SUPPLIED MATERIAL:

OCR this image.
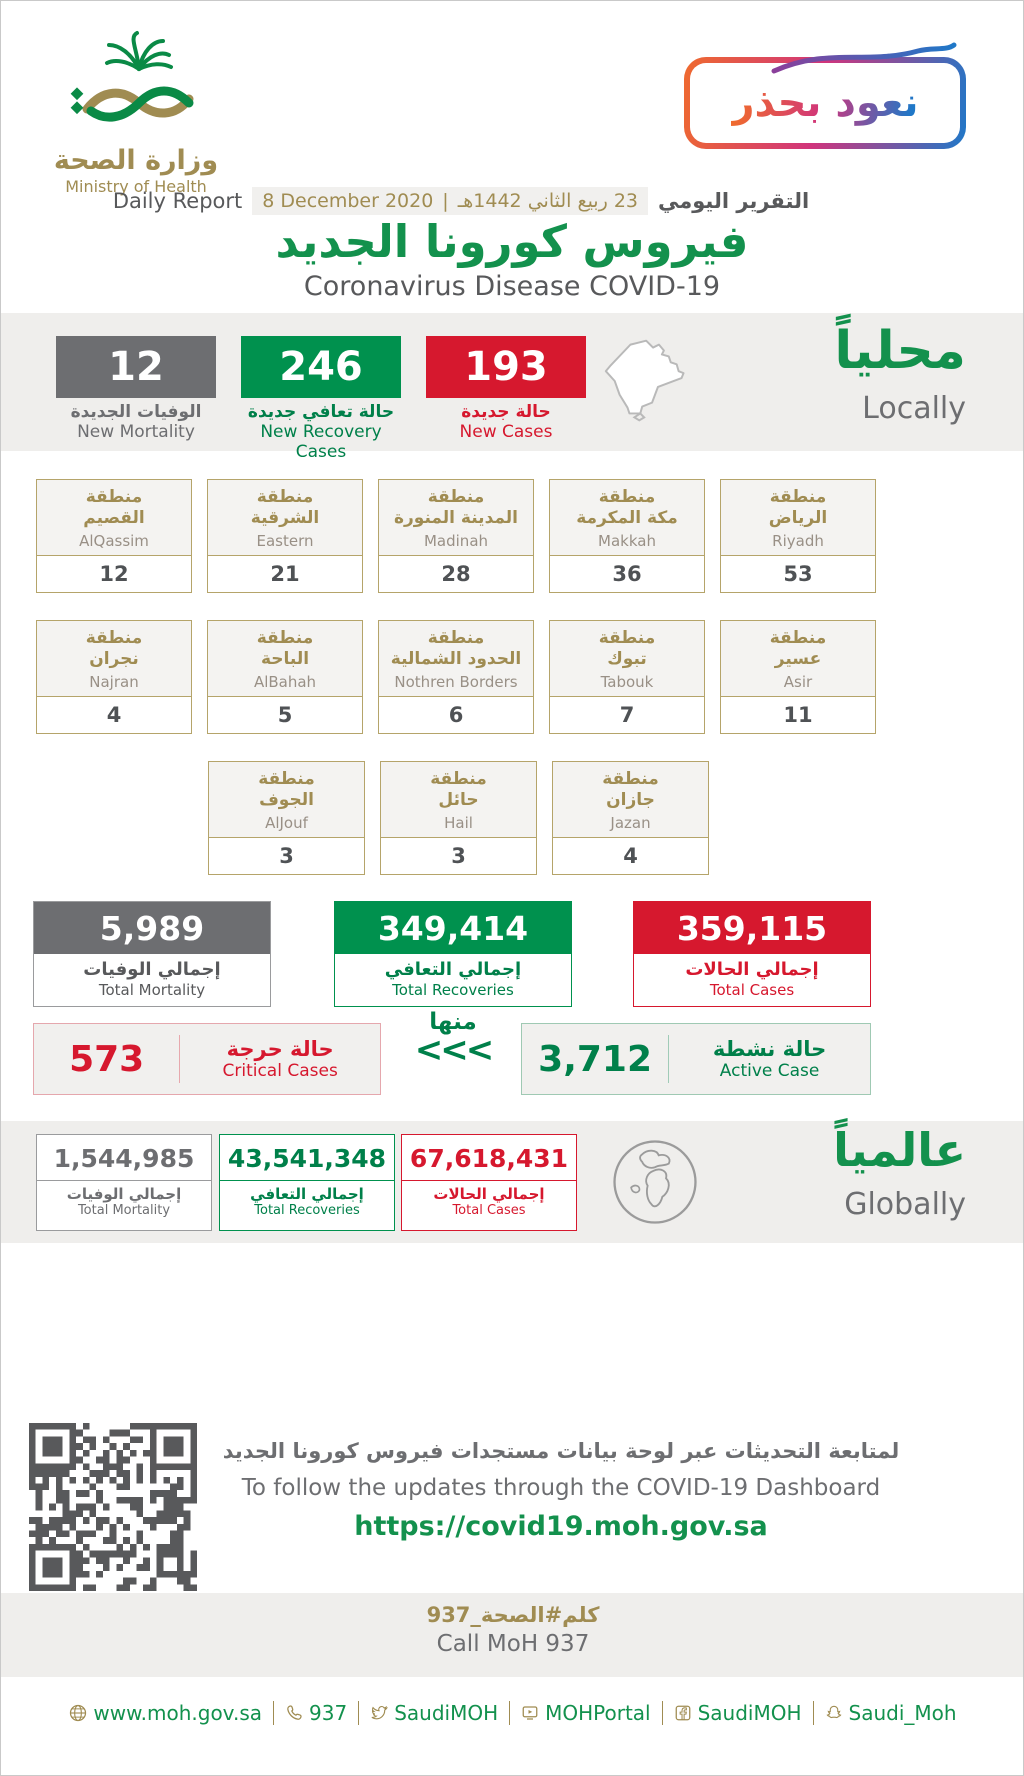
وزارة الصحة
Ministry of Health
نعود بحذر
Daily Report 8 December 2020 | 23 ربيع الثاني 1442هـ التقرير اليومي
فيروس كورونا الجديد
Coronavirus Disease COVID-19
12
الوفيات الجديدة
New Mortality
246
حالة تعافي جديدة
New Recovery Cases
193
حالة جديدة
New Cases
محلياً
Locally
منطقة
القصيم
AlQassim
12
منطقة
الشرقية
Eastern
21
منطقة
المدينة المنورة
Madinah
28
منطقة
مكة المكرمة
Makkah
36
منطقة
الرياض
Riyadh
53
منطقة
نجران
Najran
4
منطقة
الباحة
AlBahah
5
منطقة
الحدود الشمالية
Nothren Borders
6
منطقة
تبوك
Tabouk
7
منطقة
عسير
Asir
11
منطقة
الجوف
AlJouf
3
منطقة
حائل
Hail
3
منطقة
جازان
Jazan
4
5,989
إجمالي الوفيات
Total Mortality
349,414
إجمالي التعافي
Total Recoveries
359,115
إجمالي الحالات
Total Cases
573	حالة حرجة
Critical Cases
منها
<<<	3,712	حالة نشطة
Active Case
1,544,985
إجمالي الوفيات
Total Mortality
43,541,348
إجمالي التعافي
Total Recoveries
67,618,431
إجمالي الحالات
Total Cases
عالمياً
Globally
لمتابعة التحديثات عبر لوحة بيانات مستجدات فيروس كورونا الجديد
To follow the updates through the COVID-19 Dashboard
https://covid19.moh.gov.sa
كلم#الصحة_937
Call MoH 937
www.moh.gov.sa 937 SaudiMOH MOHPortal SaudiMOH Saudi_Moh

WHAT TO WORK ON: Provide the number of lines in the records above that contain the word "Cases", with no additional words.

ANSWER TO THIS EXERCISE: 5